→ **PROBLEM DESCRIPTION**:
Recast the material below as a numbered list, beginning at the start of the material and ending after the line that contains "sidebar-item-label: ドキュメント xyxy=(41,213,93,223)". Leave out any blank lines.

→ **Items listed in a dataset**:
────────────────

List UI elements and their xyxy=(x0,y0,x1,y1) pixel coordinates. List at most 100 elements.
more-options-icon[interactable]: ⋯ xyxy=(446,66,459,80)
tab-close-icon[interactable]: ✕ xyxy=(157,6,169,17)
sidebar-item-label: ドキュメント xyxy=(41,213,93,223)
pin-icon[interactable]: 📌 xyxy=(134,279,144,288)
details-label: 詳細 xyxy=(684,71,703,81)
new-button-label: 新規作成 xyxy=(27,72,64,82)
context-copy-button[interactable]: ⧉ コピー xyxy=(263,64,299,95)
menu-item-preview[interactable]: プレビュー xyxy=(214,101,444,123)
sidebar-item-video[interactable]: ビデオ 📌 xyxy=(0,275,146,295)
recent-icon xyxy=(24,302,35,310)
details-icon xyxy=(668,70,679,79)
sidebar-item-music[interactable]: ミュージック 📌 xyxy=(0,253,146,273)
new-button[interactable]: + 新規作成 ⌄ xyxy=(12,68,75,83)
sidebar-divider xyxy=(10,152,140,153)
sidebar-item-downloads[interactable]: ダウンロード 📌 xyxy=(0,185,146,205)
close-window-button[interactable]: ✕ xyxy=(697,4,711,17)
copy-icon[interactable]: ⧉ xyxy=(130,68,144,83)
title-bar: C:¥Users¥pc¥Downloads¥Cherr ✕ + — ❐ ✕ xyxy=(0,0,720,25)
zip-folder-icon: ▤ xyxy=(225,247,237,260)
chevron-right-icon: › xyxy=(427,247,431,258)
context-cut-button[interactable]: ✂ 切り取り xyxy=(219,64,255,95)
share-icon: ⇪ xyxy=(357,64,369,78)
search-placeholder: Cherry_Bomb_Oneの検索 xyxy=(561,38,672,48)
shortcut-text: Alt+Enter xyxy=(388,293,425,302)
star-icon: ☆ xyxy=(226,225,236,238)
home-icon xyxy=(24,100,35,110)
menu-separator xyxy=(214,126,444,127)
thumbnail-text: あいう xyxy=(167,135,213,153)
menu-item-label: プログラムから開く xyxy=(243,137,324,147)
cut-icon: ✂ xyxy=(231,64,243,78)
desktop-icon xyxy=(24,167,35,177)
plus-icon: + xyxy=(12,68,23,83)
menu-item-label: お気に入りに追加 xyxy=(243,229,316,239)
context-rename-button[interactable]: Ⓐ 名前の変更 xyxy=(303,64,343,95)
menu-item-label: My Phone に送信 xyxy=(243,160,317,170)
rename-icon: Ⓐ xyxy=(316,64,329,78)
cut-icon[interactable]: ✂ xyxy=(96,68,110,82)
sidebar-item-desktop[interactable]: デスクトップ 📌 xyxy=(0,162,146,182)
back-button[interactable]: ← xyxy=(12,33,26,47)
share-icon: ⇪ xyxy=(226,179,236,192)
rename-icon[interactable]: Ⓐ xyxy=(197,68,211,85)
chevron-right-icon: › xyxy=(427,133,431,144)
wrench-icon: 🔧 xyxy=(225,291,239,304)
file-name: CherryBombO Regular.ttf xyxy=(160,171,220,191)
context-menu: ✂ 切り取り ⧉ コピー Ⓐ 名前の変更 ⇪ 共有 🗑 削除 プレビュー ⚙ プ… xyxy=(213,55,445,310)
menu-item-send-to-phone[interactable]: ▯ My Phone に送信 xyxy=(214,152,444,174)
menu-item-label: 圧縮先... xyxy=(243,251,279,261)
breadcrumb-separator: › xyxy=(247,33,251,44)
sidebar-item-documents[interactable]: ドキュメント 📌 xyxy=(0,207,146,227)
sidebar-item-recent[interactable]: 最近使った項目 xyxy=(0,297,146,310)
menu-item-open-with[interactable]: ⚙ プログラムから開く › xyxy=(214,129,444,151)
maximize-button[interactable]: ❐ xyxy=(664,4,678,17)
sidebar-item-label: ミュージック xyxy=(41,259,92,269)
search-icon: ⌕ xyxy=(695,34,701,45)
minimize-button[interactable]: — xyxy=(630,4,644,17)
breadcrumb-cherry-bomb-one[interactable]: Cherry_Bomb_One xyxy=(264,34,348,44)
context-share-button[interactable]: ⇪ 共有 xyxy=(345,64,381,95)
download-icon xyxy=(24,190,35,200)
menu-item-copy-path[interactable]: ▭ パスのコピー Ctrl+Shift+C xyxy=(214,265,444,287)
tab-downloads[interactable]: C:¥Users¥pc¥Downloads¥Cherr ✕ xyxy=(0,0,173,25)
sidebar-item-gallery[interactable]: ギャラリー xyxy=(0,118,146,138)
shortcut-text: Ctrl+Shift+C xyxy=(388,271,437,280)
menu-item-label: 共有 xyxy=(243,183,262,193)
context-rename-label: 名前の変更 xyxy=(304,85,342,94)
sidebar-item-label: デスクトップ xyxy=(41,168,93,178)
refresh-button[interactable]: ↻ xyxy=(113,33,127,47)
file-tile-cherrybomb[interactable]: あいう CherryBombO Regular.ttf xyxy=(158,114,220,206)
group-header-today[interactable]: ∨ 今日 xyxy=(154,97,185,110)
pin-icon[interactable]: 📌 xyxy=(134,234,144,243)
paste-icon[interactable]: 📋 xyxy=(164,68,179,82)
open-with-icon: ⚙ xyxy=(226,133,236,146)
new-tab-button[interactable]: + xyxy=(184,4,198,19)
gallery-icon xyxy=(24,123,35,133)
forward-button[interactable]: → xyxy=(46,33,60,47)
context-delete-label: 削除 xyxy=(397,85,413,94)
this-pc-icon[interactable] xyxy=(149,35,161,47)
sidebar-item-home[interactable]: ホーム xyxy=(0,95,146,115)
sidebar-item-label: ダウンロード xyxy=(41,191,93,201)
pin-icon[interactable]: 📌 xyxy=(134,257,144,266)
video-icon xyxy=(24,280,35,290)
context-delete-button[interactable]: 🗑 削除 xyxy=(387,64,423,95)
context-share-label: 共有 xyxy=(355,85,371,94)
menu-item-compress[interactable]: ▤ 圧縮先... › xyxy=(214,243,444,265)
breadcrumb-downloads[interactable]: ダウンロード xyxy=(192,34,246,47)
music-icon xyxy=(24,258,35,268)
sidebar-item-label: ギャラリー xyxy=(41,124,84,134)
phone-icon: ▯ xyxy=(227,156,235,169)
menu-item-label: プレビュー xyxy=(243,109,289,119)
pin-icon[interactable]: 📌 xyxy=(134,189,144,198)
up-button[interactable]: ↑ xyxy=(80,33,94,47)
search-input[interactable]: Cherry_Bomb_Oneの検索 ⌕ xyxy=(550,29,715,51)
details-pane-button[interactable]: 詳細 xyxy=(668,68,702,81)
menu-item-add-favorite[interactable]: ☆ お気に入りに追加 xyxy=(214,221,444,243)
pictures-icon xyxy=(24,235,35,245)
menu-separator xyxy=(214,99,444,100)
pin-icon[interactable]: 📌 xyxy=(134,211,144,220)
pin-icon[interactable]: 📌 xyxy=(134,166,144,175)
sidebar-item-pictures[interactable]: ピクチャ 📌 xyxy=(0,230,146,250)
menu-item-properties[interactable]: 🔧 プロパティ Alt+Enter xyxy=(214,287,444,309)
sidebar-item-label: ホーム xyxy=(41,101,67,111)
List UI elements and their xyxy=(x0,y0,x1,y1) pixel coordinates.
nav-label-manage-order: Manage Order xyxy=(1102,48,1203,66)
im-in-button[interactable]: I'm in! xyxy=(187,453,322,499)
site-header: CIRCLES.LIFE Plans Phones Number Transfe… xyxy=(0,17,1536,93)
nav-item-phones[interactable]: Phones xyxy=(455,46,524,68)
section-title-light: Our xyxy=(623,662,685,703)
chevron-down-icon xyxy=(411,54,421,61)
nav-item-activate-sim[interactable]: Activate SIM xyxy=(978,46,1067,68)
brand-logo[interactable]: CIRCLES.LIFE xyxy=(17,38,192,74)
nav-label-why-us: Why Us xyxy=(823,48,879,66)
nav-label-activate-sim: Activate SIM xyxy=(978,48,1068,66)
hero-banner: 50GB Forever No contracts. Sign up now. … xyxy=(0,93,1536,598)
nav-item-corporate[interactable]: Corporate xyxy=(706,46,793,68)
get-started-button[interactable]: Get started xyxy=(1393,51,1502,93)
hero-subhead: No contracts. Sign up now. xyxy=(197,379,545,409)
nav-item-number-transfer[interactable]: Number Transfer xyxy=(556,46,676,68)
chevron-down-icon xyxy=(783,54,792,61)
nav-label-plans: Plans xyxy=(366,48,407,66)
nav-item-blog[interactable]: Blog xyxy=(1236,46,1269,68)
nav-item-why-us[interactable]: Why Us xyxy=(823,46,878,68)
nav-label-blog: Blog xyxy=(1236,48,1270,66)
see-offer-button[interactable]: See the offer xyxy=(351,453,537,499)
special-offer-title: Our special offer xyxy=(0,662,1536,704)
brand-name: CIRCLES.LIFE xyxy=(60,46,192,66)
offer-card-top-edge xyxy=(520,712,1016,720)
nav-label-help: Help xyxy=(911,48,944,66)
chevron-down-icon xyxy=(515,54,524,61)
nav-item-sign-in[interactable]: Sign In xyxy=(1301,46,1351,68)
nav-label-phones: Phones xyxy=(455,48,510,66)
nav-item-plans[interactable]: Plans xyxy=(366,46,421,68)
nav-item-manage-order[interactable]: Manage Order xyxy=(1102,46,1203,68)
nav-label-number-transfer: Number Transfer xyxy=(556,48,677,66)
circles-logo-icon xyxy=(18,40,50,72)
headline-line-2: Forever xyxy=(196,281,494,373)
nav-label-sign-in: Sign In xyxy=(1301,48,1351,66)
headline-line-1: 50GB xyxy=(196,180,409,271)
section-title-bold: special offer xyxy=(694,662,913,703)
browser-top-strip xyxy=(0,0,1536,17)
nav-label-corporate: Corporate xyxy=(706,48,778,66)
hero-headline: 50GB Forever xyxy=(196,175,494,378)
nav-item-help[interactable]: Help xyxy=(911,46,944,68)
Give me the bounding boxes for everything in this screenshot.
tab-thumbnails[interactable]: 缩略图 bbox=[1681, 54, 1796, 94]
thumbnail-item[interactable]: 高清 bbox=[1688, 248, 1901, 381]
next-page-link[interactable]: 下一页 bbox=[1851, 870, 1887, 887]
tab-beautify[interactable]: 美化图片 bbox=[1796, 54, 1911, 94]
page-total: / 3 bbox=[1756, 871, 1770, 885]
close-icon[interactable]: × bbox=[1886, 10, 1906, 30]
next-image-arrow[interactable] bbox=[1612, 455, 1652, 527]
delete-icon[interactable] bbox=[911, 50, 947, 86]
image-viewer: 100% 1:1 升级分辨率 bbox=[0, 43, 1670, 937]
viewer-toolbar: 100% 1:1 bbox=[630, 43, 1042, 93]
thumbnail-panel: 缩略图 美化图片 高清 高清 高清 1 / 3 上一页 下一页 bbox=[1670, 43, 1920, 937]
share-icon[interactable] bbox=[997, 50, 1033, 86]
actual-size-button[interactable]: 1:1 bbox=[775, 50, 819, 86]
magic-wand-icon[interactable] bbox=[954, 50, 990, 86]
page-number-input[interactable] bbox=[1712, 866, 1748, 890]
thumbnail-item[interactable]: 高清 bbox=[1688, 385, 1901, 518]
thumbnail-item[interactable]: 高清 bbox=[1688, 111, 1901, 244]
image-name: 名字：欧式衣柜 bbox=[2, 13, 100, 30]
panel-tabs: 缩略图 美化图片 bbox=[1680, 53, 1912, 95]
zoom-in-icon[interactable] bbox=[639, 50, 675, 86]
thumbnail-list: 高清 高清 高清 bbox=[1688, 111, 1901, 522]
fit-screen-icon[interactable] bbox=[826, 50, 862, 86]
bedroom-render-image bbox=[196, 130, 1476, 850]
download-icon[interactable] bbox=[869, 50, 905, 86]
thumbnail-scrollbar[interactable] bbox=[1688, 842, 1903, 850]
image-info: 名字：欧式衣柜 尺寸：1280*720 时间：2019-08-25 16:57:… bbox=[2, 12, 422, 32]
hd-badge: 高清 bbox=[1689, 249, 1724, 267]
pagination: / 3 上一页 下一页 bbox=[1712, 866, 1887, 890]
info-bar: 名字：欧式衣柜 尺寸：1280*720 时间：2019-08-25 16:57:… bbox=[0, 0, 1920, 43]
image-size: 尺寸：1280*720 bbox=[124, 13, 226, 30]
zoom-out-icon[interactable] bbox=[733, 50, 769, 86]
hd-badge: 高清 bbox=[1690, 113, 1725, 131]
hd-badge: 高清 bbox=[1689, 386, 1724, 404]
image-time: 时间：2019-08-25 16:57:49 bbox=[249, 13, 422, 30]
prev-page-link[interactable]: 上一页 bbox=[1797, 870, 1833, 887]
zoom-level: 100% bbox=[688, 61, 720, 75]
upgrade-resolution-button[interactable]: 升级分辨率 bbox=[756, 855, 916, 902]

────────────────

→ **FULL SOLUTION**:
1. List UI elements and their xyxy=(x0,y0,x1,y1) pixel coordinates. List at most 100 elements.
2. more-options-icon[interactable]: ⋯ xyxy=(446,66,459,80)
3. tab-close-icon[interactable]: ✕ xyxy=(157,6,169,17)
4. sidebar-item-label: ドキュメント xyxy=(41,213,93,223)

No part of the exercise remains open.